— Begin RECORDS FOR THIS TASK —

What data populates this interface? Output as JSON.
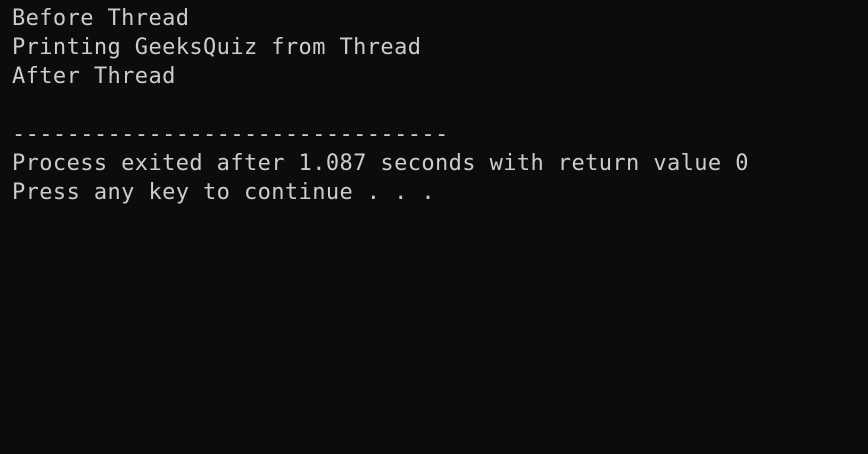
{
  "colors": {
    "background": "#0c0c0c",
    "text": "#cccccc"
  },
  "console": {
    "lines": [
      "Before Thread",
      "Printing GeeksQuiz from Thread",
      "After Thread",
      "",
      "--------------------------------",
      "Process exited after 1.087 seconds with return value 0",
      "Press any key to continue . . ."
    ]
  }
}
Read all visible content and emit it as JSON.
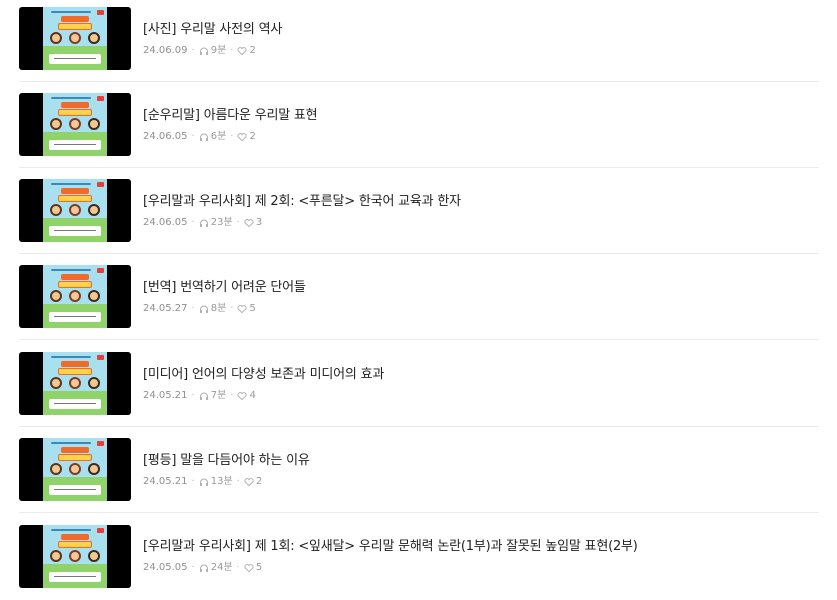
{
  "items": [
    {
      "title": "[사진] 우리말 사전의 역사",
      "date": "24.06.09",
      "duration": "9분",
      "likes": "2"
    },
    {
      "title": "[순우리말] 아름다운 우리말 표현",
      "date": "24.06.05",
      "duration": "6분",
      "likes": "2"
    },
    {
      "title": "[우리말과 우리사회] 제 2회: <푸른달> 한국어 교육과 한자",
      "date": "24.06.05",
      "duration": "23분",
      "likes": "3"
    },
    {
      "title": "[번역] 번역하기 어려운 단어들",
      "date": "24.05.27",
      "duration": "8분",
      "likes": "5"
    },
    {
      "title": "[미디어] 언어의 다양성 보존과 미디어의 효과",
      "date": "24.05.21",
      "duration": "7분",
      "likes": "4"
    },
    {
      "title": "[평등] 말을 다듬어야 하는 이유",
      "date": "24.05.21",
      "duration": "13분",
      "likes": "2"
    },
    {
      "title": "[우리말과 우리사회] 제 1회: <잎새달> 우리말 문해력 논란(1부)과 잘못된 높임말 표현(2부)",
      "date": "24.05.05",
      "duration": "24분",
      "likes": "5"
    }
  ],
  "meta_separator": "·",
  "icons": {
    "duration": "headphones-icon",
    "likes": "heart-icon"
  }
}
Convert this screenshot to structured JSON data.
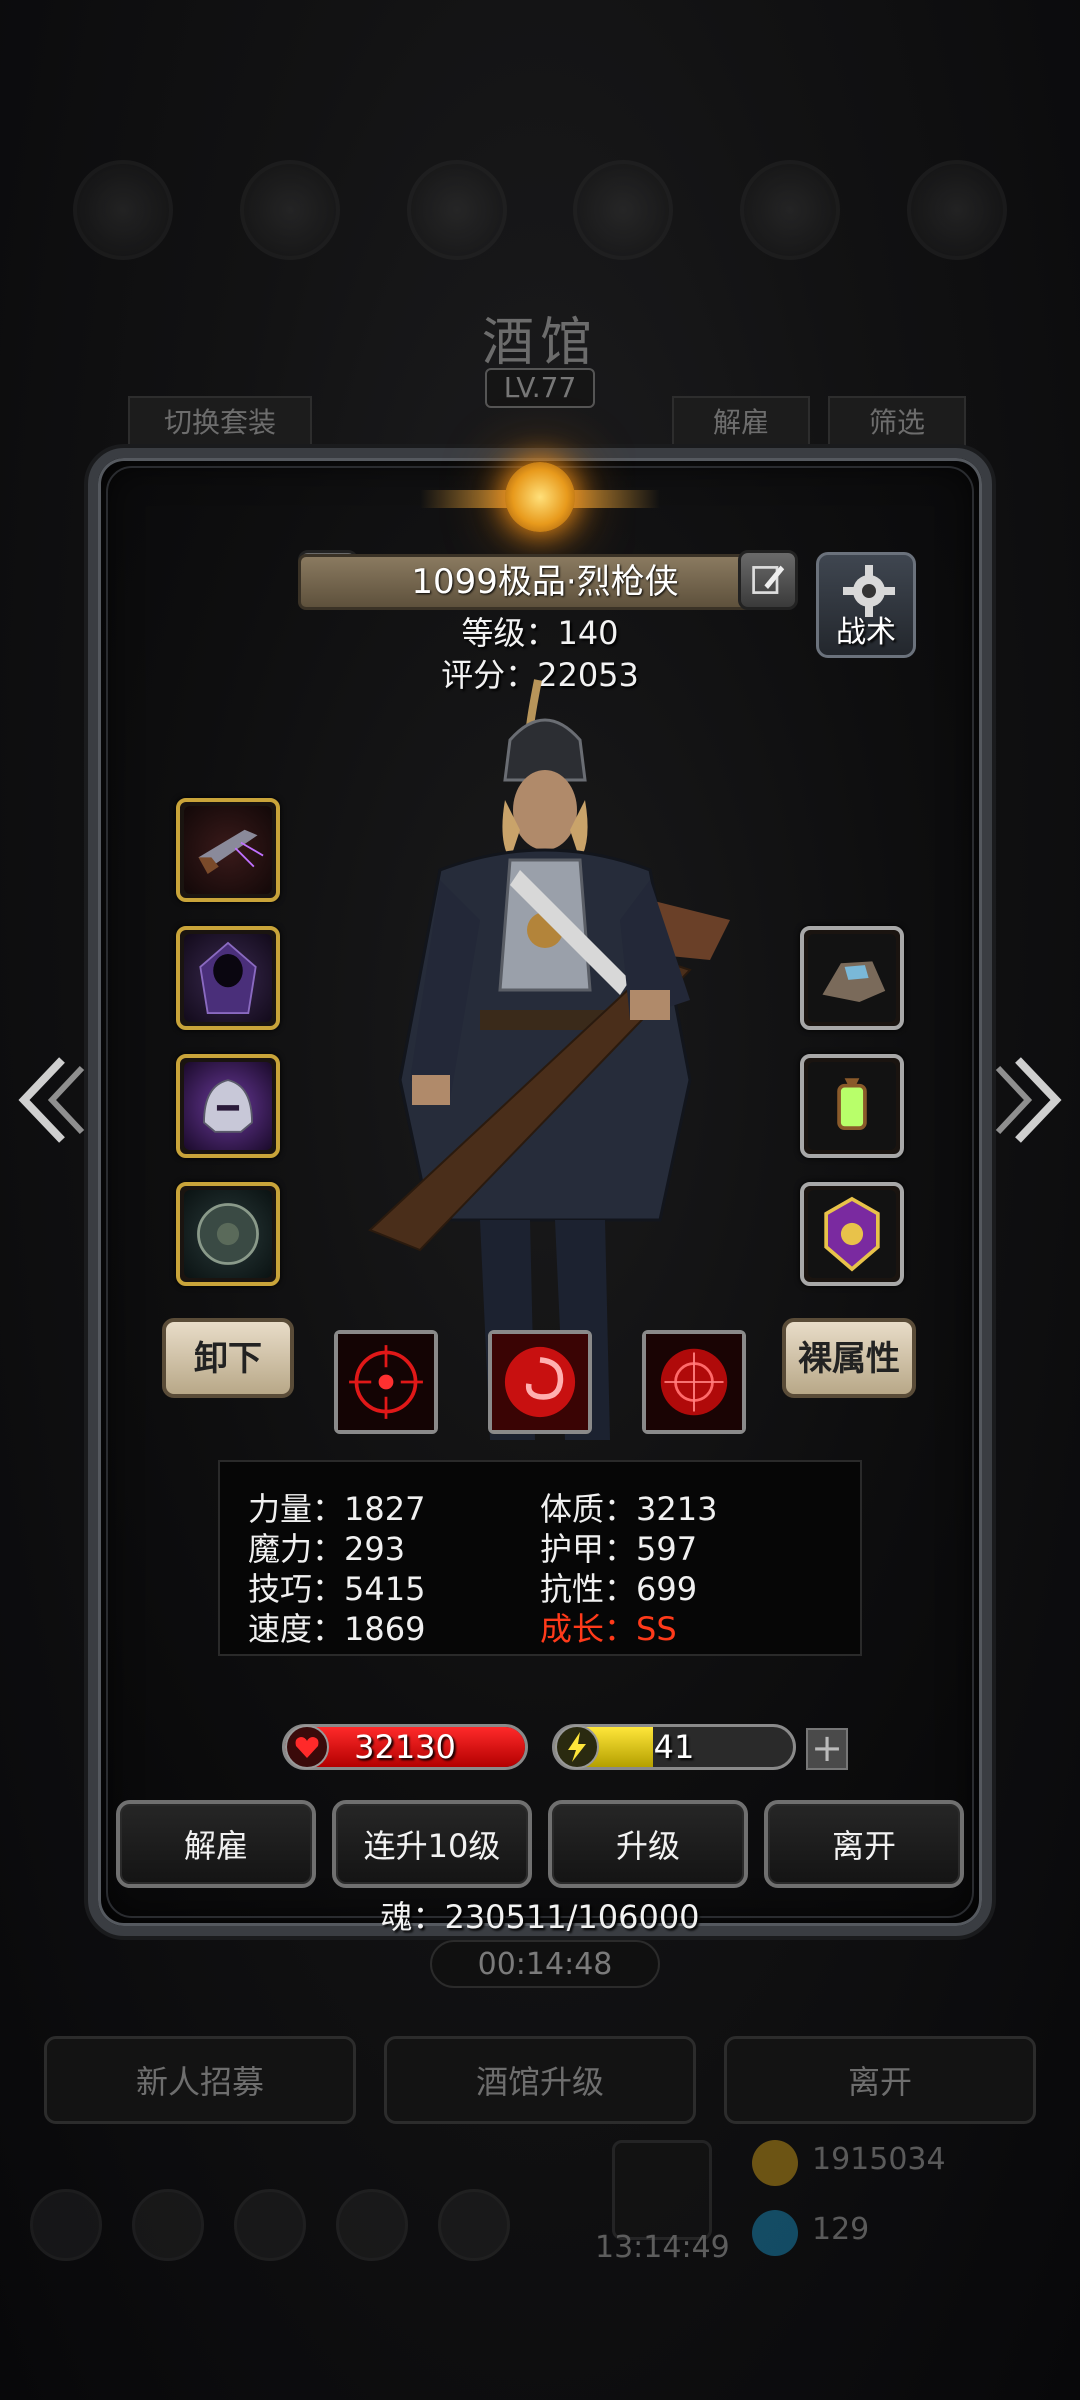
{
  "background": {
    "title": "酒馆",
    "level": "LV.77",
    "tab_switch_outfit": "切换套装",
    "tab_dismiss": "解雇",
    "tab_filter": "筛选",
    "timer": "00:14:48",
    "buttons": [
      "新人招募",
      "酒馆升级",
      "离开"
    ],
    "gift_time": "13:14:49",
    "gold": "1915034",
    "gems": "129"
  },
  "hero": {
    "name": "1099极品·烈枪侠",
    "level_text": "等级：140",
    "score_text": "评分：22053",
    "tactics_label": "战术"
  },
  "equipment": {
    "left": [
      "pistol-icon",
      "cloak-icon",
      "helmet-icon",
      "shield-icon"
    ],
    "right": [
      "ore-icon",
      "lantern-icon",
      "emblem-icon"
    ]
  },
  "actions": {
    "unequip": "卸下",
    "base_attrs": "裸属性"
  },
  "skills": [
    "crosshair-skill-icon",
    "vortex-skill-icon",
    "target-skill-icon"
  ],
  "attributes": {
    "strength": "力量：1827",
    "magic": "魔力：293",
    "skill": "技巧：5415",
    "speed": "速度：1869",
    "constitution": "体质：3213",
    "armor": "护甲：597",
    "resistance": "抗性：699",
    "growth": "成长：SS"
  },
  "bars": {
    "hp": "32130",
    "hp_fraction": 1.0,
    "energy": "41",
    "energy_fraction": 0.41,
    "plus": "+"
  },
  "buttons": {
    "dismiss": "解雇",
    "level_up_10": "连升10级",
    "level_up": "升级",
    "leave": "离开"
  },
  "soul": "魂：230511/106000",
  "colors": {
    "growth_red": "#ff3a1a",
    "hp_red": "#d90000",
    "energy_yellow": "#e0c800",
    "slot_gold": "#c9a43a"
  }
}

— End RECORDS FOR THIS TASK —

TO BE DONE
All lines from the one containing "Convert this screenshot" through the end of the data are to be written out exactly, with nothing added; skip the pictures.

FINISHED EXERCISE
Convert this screenshot to structured JSON data.
{
  "background": {
    "title": "酒馆",
    "level": "LV.77",
    "tab_switch_outfit": "切换套装",
    "tab_dismiss": "解雇",
    "tab_filter": "筛选",
    "timer": "00:14:48",
    "buttons": [
      "新人招募",
      "酒馆升级",
      "离开"
    ],
    "gift_time": "13:14:49",
    "gold": "1915034",
    "gems": "129"
  },
  "hero": {
    "name": "1099极品·烈枪侠",
    "level_text": "等级：140",
    "score_text": "评分：22053",
    "tactics_label": "战术"
  },
  "equipment": {
    "left": [
      "pistol-icon",
      "cloak-icon",
      "helmet-icon",
      "shield-icon"
    ],
    "right": [
      "ore-icon",
      "lantern-icon",
      "emblem-icon"
    ]
  },
  "actions": {
    "unequip": "卸下",
    "base_attrs": "裸属性"
  },
  "skills": [
    "crosshair-skill-icon",
    "vortex-skill-icon",
    "target-skill-icon"
  ],
  "attributes": {
    "strength": "力量：1827",
    "magic": "魔力：293",
    "skill": "技巧：5415",
    "speed": "速度：1869",
    "constitution": "体质：3213",
    "armor": "护甲：597",
    "resistance": "抗性：699",
    "growth": "成长：SS"
  },
  "bars": {
    "hp": "32130",
    "hp_fraction": 1.0,
    "energy": "41",
    "energy_fraction": 0.41,
    "plus": "+"
  },
  "buttons": {
    "dismiss": "解雇",
    "level_up_10": "连升10级",
    "level_up": "升级",
    "leave": "离开"
  },
  "soul": "魂：230511/106000",
  "colors": {
    "growth_red": "#ff3a1a",
    "hp_red": "#d90000",
    "energy_yellow": "#e0c800",
    "slot_gold": "#c9a43a"
  }
}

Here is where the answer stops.